**Exercise prompt:** Each entry must be reproduced precisely as it stands.

[Stored entries]
▽

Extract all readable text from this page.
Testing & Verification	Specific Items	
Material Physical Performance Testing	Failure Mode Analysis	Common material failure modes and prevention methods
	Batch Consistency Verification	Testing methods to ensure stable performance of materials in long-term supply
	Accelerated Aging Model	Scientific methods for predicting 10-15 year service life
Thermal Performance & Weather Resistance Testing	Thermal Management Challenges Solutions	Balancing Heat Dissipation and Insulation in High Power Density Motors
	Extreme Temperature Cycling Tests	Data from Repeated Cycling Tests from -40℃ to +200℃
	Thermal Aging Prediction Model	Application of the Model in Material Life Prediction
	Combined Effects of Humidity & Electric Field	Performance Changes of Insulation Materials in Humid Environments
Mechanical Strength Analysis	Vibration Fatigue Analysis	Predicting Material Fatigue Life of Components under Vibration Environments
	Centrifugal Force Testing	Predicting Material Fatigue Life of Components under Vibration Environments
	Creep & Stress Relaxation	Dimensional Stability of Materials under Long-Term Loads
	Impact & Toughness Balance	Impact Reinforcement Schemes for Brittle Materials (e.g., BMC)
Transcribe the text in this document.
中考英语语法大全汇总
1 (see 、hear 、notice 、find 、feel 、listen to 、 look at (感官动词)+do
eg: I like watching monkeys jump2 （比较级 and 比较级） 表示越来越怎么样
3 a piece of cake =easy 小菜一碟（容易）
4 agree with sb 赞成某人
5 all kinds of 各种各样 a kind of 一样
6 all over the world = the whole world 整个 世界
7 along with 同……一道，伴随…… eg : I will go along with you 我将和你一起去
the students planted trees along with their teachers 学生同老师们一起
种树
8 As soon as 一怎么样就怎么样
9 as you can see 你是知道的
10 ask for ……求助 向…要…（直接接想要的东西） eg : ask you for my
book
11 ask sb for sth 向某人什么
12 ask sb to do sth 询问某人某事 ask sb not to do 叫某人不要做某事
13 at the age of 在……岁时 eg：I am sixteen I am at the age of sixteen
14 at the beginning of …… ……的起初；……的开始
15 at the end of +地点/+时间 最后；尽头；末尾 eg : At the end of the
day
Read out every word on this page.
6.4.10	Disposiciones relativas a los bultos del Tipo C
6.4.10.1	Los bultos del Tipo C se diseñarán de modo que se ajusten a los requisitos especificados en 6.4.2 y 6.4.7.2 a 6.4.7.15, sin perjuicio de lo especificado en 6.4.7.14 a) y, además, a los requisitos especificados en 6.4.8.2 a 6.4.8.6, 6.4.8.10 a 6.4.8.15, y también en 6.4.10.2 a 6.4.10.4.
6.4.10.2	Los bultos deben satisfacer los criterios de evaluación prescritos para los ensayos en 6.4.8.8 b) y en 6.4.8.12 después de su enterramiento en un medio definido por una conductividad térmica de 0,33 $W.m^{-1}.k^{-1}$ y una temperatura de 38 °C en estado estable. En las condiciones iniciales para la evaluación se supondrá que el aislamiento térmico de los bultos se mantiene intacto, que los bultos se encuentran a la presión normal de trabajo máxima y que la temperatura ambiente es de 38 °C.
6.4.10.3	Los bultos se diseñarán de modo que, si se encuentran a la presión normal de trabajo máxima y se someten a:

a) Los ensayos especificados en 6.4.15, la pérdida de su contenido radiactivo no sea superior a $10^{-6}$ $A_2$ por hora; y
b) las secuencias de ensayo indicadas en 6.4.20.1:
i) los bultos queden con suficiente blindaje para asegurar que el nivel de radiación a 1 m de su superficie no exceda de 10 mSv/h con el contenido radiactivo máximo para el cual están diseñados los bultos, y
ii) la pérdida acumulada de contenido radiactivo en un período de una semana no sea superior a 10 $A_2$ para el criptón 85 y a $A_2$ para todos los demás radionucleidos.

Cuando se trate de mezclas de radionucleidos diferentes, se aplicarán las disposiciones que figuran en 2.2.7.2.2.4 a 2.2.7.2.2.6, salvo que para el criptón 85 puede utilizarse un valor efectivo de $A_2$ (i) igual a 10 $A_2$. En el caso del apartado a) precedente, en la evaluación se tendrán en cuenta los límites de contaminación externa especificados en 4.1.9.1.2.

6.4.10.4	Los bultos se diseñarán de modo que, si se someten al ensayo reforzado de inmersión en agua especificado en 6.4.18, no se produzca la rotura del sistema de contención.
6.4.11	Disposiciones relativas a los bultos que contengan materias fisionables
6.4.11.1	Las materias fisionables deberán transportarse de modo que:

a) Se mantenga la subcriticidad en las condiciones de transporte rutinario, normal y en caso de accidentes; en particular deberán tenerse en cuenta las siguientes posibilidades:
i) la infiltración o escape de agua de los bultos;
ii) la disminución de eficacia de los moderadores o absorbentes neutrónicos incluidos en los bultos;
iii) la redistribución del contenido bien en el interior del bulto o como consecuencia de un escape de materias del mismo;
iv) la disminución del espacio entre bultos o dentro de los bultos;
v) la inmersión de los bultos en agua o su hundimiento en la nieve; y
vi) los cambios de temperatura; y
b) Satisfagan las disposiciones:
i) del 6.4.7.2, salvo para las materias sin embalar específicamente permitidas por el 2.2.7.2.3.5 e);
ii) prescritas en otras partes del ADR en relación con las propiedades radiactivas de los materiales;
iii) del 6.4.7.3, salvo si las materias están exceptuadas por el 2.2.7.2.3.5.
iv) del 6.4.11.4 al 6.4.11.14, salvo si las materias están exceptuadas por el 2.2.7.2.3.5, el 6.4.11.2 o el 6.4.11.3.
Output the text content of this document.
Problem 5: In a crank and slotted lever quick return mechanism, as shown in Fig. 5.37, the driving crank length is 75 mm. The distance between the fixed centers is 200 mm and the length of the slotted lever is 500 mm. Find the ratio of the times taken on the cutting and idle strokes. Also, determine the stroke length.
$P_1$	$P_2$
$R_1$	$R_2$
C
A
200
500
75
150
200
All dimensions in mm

△

**Correct output:**
Extract all readable text from this page.
Testing & Verification	Specific Items	
Material Physical Performance Testing	Failure Mode Analysis	Common material failure modes and prevention methods
	Batch Consistency Verification	Testing methods to ensure stable performance of materials in long-term supply
	Accelerated Aging Model	Scientific methods for predicting 10-15 year service life
Thermal Performance & Weather Resistance Testing	Thermal Management Challenges Solutions	Balancing Heat Dissipation and Insulation in High Power Density Motors
	Extreme Temperature Cycling Tests	Data from Repeated Cycling Tests from -40℃ to +200℃
	Thermal Aging Prediction Model	Application of the Model in Material Life Prediction
	Combined Effects of Humidity & Electric Field	Performance Changes of Insulation Materials in Humid Environments
Mechanical Strength Analysis	Vibration Fatigue Analysis	Predicting Material Fatigue Life of Components under Vibration Environments
	Centrifugal Force Testing	Predicting Material Fatigue Life of Components under Vibration Environments
	Creep & Stress Relaxation	Dimensional Stability of Materials under Long-Term Loads
	Impact & Toughness Balance	Impact Reinforcement Schemes for Brittle Materials (e.g., BMC)
Transcribe the text in this document.
中考英语语法大全汇总
1 (see 、hear 、notice 、find 、feel 、listen to 、 look at (感官动词)+do
eg: I like watching monkeys jump2 （比较级 and 比较级） 表示越来越怎么样
3 a piece of cake =easy 小菜一碟（容易）
4 agree with sb 赞成某人
5 all kinds of 各种各样 a kind of 一样
6 all over the world = the whole world 整个 世界
7 along with 同……一道，伴随…… eg : I will go along with you 我将和你一起去
the students planted trees along with their teachers 学生同老师们一起
种树
8 As soon as 一怎么样就怎么样
9 as you can see 你是知道的
10 ask for ……求助 向…要…（直接接想要的东西） eg : ask you for my
book
11 ask sb for sth 向某人什么
12 ask sb to do sth 询问某人某事 ask sb not to do 叫某人不要做某事
13 at the age of 在……岁时 eg：I am sixteen I am at the age of sixteen
14 at the beginning of …… ……的起初；……的开始
15 at the end of +地点/+时间 最后；尽头；末尾 eg : At the end of the
day
Read out every word on this page.
6.4.10	Disposiciones relativas a los bultos del Tipo C
6.4.10.1	Los bultos del Tipo C se diseñarán de modo que se ajusten a los requisitos especificados en 6.4.2 y 6.4.7.2 a 6.4.7.15, sin perjuicio de lo especificado en 6.4.7.14 a) y, además, a los requisitos especificados en 6.4.8.2 a 6.4.8.6, 6.4.8.10 a 6.4.8.15, y también en 6.4.10.2 a 6.4.10.4.
6.4.10.2	Los bultos deben satisfacer los criterios de evaluación prescritos para los ensayos en 6.4.8.8 b) y en 6.4.8.12 después de su enterramiento en un medio definido por una conductividad térmica de 0,33 $W.m^{-1}.k^{-1}$ y una temperatura de 38 °C en estado estable. En las condiciones iniciales para la evaluación se supondrá que el aislamiento térmico de los bultos se mantiene intacto, que los bultos se encuentran a la presión normal de trabajo máxima y que la temperatura ambiente es de 38 °C.
6.4.10.3	Los bultos se diseñarán de modo que, si se encuentran a la presión normal de trabajo máxima y se someten a:

a) Los ensayos especificados en 6.4.15, la pérdida de su contenido radiactivo no sea superior a $10^{-6}$ $A_2$ por hora; y
b) las secuencias de ensayo indicadas en 6.4.20.1:
i) los bultos queden con suficiente blindaje para asegurar que el nivel de radiación a 1 m de su superficie no exceda de 10 mSv/h con el contenido radiactivo máximo para el cual están diseñados los bultos, y
ii) la pérdida acumulada de contenido radiactivo en un período de una semana no sea superior a 10 $A_2$ para el criptón 85 y a $A_2$ para todos los demás radionucleidos.

Cuando se trate de mezclas de radionucleidos diferentes, se aplicarán las disposiciones que figuran en 2.2.7.2.2.4 a 2.2.7.2.2.6, salvo que para el criptón 85 puede utilizarse un valor efectivo de $A_2$ (i) igual a 10 $A_2$. En el caso del apartado a) precedente, en la evaluación se tendrán en cuenta los límites de contaminación externa especificados en 4.1.9.1.2.

6.4.10.4	Los bultos se diseñarán de modo que, si se someten al ensayo reforzado de inmersión en agua especificado en 6.4.18, no se produzca la rotura del sistema de contención.
6.4.11	Disposiciones relativas a los bultos que contengan materias fisionables
6.4.11.1	Las materias fisionables deberán transportarse de modo que:

a) Se mantenga la subcriticidad en las condiciones de transporte rutinario, normal y en caso de accidentes; en particular deberán tenerse en cuenta las siguientes posibilidades:
i) la infiltración o escape de agua de los bultos;
ii) la disminución de eficacia de los moderadores o absorbentes neutrónicos incluidos en los bultos;
iii) la redistribución del contenido bien en el interior del bulto o como consecuencia de un escape de materias del mismo;
iv) la disminución del espacio entre bultos o dentro de los bultos;
v) la inmersión de los bultos en agua o su hundimiento en la nieve; y
vi) los cambios de temperatura; y
b) Satisfagan las disposiciones:
i) del 6.4.7.2, salvo para las materias sin embalar específicamente permitidas por el 2.2.7.2.3.5 e);
ii) prescritas en otras partes del ADR en relación con las propiedades radiactivas de los materiales;
iii) del 6.4.7.3, salvo si las materias están exceptuadas por el 2.2.7.2.3.5.
iv) del 6.4.11.4 al 6.4.11.14, salvo si las materias están exceptuadas por el 2.2.7.2.3.5, el 6.4.11.2 o el 6.4.11.3.
Output the text content of this document.
Problem 5: In a crank and slotted lever quick return mechanism, as shown in Fig. 5.37, the driving crank length is 75 mm. The distance between the fixed centers is 200 mm and the length of the slotted lever is 500 mm. Find the ratio of the times taken on the cutting and idle strokes. Also, determine the stroke length.
$P_1$	$P_2$
$R_1$	$R_2$
C
A
200
500
75
150
200
All dimensions in mm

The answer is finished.